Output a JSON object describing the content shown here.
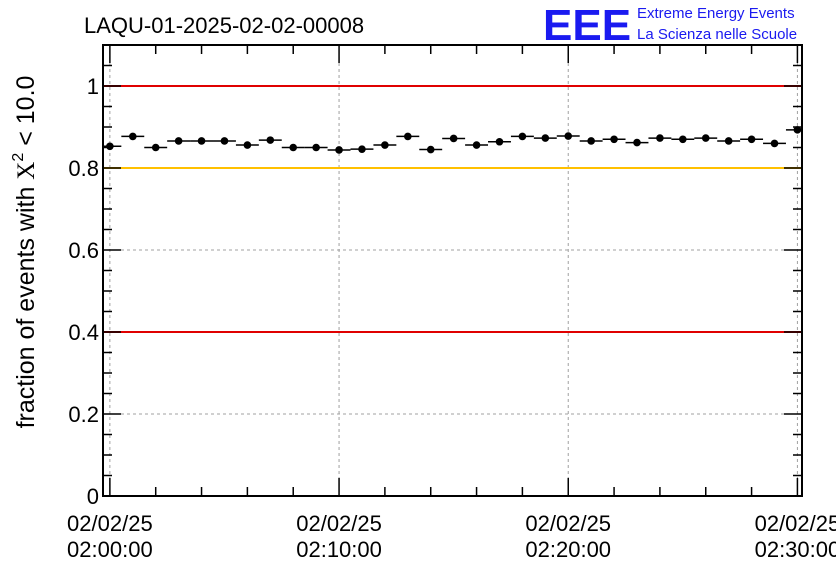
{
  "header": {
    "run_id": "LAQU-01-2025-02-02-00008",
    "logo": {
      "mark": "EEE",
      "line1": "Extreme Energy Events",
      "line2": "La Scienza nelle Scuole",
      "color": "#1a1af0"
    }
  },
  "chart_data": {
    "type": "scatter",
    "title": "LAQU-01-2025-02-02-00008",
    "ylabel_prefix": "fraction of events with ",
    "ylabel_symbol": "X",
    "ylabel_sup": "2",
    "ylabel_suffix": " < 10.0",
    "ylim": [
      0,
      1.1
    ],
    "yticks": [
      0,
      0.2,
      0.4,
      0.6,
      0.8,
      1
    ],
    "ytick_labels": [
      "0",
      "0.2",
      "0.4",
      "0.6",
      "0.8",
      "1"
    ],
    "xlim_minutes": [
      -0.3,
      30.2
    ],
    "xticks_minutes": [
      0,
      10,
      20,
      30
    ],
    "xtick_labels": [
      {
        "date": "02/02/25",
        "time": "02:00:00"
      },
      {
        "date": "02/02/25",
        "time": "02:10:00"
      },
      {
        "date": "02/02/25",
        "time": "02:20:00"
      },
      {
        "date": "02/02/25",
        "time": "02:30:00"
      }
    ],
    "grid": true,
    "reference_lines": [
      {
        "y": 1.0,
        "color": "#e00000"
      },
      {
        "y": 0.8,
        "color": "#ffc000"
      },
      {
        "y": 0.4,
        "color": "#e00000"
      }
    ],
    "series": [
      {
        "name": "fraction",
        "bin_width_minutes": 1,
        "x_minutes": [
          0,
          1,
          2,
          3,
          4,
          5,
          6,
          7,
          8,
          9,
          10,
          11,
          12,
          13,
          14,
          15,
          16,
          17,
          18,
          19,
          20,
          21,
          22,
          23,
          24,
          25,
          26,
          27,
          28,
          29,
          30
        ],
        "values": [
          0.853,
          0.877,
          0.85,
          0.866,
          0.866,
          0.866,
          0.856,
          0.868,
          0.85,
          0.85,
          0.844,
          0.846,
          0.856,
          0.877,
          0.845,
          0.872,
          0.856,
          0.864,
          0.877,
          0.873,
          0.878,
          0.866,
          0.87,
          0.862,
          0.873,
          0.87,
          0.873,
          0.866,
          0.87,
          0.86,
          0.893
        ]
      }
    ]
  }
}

§ §

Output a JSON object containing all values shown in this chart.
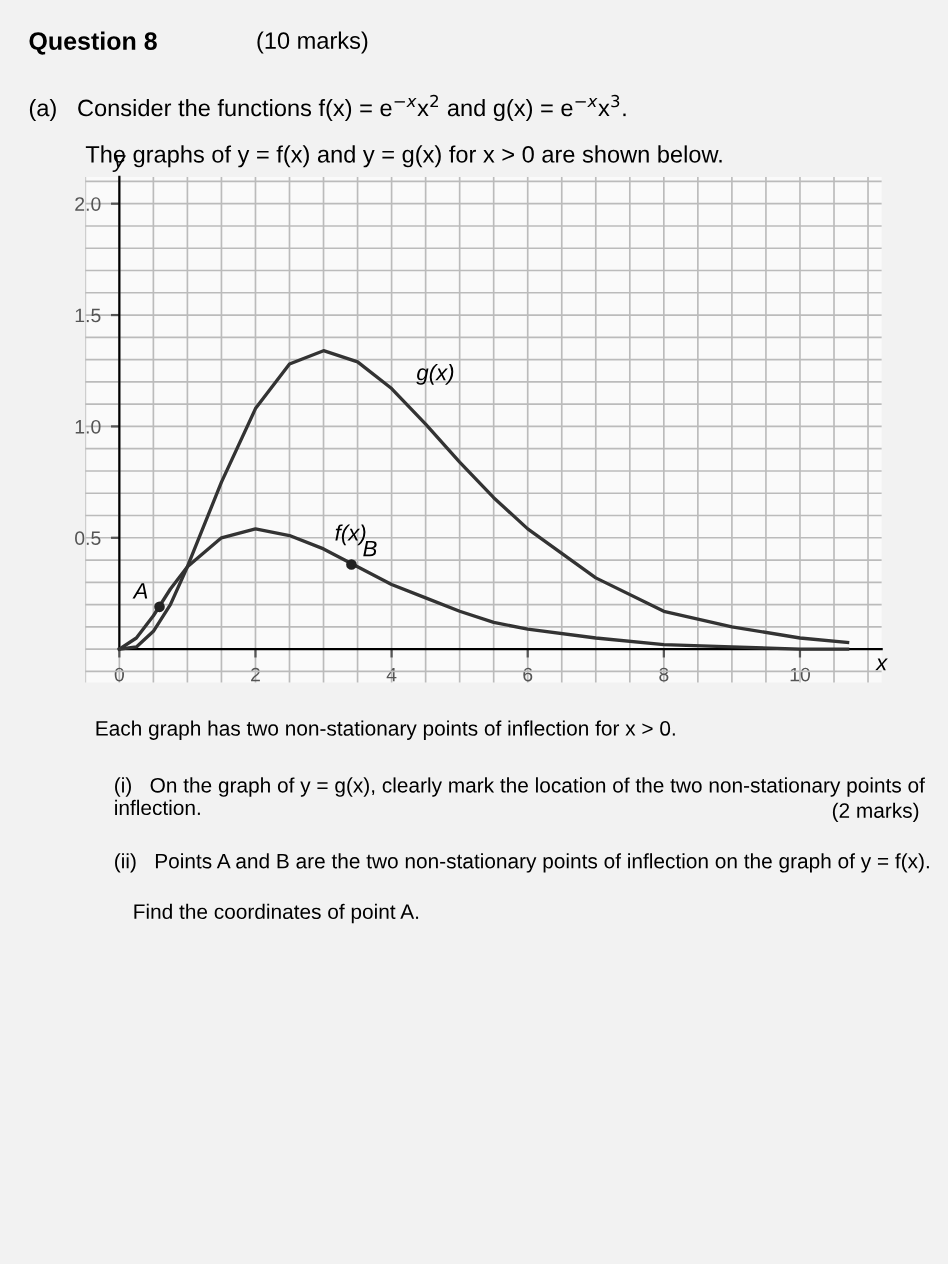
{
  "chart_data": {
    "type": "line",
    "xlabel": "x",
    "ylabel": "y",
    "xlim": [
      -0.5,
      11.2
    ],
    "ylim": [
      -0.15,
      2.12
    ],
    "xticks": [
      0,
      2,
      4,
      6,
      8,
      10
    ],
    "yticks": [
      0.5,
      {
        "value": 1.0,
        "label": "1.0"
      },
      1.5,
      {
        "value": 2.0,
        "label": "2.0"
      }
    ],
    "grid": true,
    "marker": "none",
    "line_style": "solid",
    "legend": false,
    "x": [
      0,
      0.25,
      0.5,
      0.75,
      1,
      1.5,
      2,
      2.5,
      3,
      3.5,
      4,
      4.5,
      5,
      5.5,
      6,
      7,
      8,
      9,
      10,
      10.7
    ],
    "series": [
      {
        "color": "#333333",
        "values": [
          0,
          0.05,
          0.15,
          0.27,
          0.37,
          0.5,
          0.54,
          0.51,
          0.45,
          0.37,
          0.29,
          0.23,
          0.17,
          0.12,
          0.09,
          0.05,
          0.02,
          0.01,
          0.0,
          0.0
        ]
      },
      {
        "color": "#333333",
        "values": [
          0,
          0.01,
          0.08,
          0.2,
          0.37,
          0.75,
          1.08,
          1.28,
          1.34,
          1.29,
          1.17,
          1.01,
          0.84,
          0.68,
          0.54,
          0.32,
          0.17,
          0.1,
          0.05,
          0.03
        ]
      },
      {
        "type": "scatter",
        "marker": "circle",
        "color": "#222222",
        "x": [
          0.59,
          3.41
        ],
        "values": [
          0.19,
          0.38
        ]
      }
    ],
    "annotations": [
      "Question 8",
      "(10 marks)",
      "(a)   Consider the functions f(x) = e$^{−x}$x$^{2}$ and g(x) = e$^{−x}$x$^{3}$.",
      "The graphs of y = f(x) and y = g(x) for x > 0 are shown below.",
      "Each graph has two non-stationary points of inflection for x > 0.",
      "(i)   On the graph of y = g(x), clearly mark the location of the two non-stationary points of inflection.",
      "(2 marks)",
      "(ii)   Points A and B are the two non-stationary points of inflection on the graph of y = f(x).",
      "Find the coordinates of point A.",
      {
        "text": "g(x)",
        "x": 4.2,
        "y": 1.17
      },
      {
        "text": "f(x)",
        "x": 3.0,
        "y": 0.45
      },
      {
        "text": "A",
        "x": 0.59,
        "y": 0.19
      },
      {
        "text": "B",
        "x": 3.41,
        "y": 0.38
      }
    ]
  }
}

§ §

* [Directive] Collect every line above that contains the word "type".

* [The response]
    "type": "scatter",
    "type": "line",
        "type": "scatter",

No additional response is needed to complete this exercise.